[Figure data in JSON]

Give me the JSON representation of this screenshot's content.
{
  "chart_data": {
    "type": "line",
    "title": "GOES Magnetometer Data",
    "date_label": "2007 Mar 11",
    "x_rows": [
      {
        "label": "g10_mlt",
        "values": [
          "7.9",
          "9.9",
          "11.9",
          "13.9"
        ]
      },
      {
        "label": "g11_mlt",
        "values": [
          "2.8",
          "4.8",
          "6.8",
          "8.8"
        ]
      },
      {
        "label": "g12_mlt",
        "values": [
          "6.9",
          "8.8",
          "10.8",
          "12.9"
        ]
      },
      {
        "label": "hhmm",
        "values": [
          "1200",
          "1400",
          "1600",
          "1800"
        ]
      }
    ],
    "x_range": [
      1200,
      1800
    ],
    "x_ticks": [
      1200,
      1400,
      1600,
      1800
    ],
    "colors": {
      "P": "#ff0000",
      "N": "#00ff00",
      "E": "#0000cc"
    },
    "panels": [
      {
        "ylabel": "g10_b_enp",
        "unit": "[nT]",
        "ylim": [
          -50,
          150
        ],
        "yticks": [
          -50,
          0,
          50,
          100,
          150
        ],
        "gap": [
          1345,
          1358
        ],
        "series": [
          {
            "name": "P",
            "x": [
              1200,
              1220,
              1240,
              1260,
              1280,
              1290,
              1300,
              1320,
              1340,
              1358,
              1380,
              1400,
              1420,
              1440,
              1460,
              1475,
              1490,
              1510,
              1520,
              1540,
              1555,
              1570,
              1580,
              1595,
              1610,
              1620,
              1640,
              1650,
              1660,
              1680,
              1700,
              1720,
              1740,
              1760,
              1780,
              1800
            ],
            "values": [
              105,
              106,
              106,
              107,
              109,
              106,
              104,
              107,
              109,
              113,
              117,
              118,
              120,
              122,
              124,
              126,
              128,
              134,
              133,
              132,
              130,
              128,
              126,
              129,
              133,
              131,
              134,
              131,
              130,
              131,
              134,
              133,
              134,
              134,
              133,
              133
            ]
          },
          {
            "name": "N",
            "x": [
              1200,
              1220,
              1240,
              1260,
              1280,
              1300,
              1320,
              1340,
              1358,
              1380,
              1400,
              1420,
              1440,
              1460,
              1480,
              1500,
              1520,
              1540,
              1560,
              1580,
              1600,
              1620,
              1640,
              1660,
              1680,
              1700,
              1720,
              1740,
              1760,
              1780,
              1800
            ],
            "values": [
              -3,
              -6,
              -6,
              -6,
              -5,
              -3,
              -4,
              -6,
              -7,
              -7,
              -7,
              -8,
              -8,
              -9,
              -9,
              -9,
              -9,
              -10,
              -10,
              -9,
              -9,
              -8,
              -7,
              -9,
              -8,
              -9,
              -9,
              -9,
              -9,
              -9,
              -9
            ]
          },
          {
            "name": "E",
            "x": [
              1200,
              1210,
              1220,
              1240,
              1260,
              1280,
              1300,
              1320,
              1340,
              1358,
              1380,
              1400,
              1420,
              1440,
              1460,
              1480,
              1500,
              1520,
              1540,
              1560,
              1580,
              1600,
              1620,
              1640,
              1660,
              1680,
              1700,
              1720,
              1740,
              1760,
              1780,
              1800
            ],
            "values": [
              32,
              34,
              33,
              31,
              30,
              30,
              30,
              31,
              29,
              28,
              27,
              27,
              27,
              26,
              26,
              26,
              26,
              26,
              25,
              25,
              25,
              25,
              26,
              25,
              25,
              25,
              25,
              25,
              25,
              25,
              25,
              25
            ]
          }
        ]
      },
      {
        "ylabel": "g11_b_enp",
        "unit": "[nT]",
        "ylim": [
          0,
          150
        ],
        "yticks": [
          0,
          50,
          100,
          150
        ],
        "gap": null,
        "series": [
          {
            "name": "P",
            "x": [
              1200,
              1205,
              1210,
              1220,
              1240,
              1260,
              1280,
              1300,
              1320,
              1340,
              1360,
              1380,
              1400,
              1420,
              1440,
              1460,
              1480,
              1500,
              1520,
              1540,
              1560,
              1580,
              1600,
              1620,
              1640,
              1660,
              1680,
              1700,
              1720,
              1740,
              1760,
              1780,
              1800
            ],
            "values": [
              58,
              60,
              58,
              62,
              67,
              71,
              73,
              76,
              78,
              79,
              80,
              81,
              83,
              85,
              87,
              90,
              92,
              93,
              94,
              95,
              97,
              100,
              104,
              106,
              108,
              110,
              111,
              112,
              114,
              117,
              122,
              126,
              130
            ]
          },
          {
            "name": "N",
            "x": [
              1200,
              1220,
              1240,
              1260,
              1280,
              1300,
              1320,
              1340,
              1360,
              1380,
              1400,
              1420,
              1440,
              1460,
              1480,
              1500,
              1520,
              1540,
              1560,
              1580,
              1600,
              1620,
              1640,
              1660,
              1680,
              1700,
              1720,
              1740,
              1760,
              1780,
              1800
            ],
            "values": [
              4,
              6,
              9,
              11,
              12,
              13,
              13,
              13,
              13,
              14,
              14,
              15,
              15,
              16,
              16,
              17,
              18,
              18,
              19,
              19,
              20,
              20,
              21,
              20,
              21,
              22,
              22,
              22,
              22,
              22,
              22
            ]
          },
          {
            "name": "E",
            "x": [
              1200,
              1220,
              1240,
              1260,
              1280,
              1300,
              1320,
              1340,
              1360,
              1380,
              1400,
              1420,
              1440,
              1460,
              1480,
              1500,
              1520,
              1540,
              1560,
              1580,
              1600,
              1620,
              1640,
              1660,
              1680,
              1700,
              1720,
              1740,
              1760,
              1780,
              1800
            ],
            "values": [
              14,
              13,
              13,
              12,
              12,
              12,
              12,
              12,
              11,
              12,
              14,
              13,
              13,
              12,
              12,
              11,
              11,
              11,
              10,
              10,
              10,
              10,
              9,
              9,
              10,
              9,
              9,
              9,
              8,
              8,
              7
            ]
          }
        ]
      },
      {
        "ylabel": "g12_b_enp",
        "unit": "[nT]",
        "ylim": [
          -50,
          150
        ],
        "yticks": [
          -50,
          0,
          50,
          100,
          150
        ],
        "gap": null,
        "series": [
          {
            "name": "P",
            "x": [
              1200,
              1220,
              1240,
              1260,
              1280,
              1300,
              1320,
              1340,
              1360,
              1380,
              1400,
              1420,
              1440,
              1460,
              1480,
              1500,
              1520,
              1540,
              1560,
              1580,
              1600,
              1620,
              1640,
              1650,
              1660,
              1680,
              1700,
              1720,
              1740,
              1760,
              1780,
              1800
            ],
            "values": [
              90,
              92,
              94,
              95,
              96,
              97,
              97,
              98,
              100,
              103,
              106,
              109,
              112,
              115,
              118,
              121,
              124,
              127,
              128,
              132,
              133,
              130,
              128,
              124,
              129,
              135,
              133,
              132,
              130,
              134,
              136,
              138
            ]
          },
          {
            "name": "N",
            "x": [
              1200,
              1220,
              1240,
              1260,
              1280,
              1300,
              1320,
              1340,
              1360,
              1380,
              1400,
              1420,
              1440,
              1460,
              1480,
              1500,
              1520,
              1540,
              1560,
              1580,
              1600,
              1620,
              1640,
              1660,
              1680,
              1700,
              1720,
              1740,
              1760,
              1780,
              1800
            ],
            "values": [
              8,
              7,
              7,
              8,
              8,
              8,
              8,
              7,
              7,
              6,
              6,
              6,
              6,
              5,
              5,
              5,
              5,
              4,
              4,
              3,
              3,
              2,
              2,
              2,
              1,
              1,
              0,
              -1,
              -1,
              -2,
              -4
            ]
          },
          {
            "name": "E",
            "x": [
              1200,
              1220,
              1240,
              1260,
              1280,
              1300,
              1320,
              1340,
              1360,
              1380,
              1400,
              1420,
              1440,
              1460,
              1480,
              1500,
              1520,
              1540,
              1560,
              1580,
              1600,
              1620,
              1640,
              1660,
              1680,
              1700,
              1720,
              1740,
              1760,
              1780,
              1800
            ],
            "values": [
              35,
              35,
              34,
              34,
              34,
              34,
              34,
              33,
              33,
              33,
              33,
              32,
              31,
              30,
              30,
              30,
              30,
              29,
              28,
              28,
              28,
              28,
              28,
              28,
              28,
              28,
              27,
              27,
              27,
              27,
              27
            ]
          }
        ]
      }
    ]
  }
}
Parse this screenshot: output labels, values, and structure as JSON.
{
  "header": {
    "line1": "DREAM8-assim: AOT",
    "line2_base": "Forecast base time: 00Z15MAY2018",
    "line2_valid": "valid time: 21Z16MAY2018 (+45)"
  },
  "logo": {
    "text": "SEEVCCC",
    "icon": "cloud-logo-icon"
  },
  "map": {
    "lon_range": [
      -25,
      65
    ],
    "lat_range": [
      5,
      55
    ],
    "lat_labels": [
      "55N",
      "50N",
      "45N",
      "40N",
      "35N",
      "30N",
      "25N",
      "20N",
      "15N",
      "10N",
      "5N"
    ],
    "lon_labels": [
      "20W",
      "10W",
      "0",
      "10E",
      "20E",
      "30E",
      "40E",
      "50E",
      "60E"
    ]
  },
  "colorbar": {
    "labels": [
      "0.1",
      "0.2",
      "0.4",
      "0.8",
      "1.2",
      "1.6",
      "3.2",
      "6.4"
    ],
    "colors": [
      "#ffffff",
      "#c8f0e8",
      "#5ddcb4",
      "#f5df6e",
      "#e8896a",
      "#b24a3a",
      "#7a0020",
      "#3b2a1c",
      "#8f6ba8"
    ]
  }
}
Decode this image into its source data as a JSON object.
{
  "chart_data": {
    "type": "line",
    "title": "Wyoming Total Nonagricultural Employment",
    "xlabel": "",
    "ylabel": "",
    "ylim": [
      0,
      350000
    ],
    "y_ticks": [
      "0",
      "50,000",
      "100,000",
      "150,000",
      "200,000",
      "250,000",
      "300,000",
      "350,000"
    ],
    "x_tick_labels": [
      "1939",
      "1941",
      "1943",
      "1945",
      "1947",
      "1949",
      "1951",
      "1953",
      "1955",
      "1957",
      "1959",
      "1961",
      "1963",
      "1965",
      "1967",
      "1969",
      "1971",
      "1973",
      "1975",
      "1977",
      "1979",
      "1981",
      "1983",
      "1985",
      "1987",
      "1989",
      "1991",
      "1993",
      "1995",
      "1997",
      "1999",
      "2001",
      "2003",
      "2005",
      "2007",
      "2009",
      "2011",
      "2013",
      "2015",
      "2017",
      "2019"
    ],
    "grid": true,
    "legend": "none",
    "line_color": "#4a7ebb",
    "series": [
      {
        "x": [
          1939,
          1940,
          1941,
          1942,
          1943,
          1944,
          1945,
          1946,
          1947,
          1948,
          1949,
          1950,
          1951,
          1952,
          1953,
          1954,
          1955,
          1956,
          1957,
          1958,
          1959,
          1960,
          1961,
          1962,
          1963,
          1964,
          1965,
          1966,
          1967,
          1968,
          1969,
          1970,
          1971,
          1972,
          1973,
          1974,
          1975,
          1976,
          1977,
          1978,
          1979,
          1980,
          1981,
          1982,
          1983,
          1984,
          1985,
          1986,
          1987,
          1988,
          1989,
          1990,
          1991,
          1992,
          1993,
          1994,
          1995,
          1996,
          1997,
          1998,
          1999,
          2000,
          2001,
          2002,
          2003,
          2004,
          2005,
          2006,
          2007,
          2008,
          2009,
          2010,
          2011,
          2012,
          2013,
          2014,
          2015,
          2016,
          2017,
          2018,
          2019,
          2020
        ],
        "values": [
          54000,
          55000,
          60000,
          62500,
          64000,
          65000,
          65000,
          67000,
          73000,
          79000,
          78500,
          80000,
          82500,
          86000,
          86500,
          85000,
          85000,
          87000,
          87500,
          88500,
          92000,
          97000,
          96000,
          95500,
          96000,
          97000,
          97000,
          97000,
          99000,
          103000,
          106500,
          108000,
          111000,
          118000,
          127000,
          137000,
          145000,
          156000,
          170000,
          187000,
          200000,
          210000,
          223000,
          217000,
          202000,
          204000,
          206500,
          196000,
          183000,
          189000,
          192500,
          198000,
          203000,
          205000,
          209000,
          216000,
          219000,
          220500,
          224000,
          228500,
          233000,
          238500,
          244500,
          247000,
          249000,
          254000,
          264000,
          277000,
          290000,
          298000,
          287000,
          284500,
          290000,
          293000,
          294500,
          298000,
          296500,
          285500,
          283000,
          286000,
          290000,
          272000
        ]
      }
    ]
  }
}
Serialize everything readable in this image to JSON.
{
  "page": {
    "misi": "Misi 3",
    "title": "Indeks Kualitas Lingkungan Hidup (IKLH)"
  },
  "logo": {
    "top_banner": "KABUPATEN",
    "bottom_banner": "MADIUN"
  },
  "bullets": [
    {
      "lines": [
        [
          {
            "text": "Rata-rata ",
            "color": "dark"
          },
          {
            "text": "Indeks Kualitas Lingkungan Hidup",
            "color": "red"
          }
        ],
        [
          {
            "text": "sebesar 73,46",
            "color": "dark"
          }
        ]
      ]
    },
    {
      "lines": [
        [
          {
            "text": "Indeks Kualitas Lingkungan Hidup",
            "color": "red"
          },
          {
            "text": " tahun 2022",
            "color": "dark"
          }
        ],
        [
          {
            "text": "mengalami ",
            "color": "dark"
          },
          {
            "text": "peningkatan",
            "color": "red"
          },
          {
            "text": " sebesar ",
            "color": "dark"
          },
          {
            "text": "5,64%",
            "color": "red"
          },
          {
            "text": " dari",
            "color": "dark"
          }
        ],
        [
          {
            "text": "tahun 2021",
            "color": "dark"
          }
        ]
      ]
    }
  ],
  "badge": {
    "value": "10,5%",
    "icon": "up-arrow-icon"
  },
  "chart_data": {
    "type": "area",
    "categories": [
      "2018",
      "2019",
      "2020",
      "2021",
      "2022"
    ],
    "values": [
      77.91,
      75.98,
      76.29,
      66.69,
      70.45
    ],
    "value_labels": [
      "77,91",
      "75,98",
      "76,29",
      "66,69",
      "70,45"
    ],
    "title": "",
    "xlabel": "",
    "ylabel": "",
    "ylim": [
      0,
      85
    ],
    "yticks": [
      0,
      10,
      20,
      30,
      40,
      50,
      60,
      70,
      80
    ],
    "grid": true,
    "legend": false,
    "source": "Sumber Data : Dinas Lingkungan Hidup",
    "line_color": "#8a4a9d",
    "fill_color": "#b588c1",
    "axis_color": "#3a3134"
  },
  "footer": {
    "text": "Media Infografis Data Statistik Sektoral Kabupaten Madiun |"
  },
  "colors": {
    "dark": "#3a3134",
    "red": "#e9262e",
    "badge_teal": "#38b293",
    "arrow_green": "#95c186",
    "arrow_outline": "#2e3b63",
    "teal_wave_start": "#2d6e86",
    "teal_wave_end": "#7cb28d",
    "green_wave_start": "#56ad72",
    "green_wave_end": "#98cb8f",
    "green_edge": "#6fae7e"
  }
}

THE PROBLEM:
Pick out all lines from the data above in which the word "image" appears.

RESPONSE BELOW:
Decode this image into its source data as a JSON object.
Serialize everything readable in this image to JSON.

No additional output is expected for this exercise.